> **Brief**
In the listing below, find every line with the string "want" and pull it out.

> **Record excerpts**
....................
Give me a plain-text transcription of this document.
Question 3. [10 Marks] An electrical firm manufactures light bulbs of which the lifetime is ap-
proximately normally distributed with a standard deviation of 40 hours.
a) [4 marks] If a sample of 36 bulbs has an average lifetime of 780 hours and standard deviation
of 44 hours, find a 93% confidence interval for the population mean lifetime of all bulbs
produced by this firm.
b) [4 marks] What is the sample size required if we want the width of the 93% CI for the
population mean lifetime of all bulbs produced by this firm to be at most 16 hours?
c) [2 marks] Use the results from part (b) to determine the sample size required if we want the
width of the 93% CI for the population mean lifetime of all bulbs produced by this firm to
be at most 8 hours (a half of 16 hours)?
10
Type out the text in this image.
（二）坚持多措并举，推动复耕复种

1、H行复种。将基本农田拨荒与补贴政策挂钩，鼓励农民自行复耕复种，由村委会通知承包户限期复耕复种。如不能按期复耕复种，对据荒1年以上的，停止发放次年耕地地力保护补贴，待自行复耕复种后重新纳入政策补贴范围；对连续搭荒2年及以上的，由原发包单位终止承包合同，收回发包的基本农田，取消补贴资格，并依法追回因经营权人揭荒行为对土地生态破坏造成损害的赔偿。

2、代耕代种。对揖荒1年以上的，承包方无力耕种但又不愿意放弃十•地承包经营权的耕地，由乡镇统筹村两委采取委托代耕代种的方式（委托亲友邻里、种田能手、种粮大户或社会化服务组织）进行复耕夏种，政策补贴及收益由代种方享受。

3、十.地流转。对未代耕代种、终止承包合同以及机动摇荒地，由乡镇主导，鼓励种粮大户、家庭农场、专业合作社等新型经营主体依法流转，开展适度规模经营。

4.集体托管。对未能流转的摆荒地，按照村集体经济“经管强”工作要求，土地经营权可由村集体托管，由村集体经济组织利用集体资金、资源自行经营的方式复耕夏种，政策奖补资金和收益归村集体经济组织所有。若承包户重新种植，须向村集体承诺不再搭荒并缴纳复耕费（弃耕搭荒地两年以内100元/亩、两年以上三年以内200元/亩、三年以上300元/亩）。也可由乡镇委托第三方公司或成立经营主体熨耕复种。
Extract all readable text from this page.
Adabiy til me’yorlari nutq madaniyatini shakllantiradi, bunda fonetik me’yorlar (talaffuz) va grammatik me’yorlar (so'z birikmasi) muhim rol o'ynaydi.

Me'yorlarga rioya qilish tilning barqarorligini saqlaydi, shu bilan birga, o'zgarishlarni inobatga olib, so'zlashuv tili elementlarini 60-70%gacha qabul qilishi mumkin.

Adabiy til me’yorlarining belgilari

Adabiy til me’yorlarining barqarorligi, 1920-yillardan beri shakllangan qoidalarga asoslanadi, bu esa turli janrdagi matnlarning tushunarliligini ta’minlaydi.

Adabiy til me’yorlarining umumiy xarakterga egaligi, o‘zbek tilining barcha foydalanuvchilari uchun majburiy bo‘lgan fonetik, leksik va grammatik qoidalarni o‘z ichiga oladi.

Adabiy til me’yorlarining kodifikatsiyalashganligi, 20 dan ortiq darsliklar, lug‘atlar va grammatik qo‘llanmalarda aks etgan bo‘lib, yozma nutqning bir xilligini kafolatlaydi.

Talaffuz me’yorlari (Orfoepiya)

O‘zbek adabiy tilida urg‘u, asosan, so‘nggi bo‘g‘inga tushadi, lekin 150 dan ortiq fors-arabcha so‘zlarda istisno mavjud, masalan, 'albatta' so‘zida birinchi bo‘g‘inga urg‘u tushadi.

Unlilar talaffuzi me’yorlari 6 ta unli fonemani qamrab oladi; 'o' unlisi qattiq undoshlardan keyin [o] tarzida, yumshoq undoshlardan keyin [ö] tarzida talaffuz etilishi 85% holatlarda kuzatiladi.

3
....................
> **Exercise output**
b) [4 marks] What is the sample size required if we want the width of the 93% CI for the
c) [2 marks] Use the results from part (b) to determine the sample size required if we want the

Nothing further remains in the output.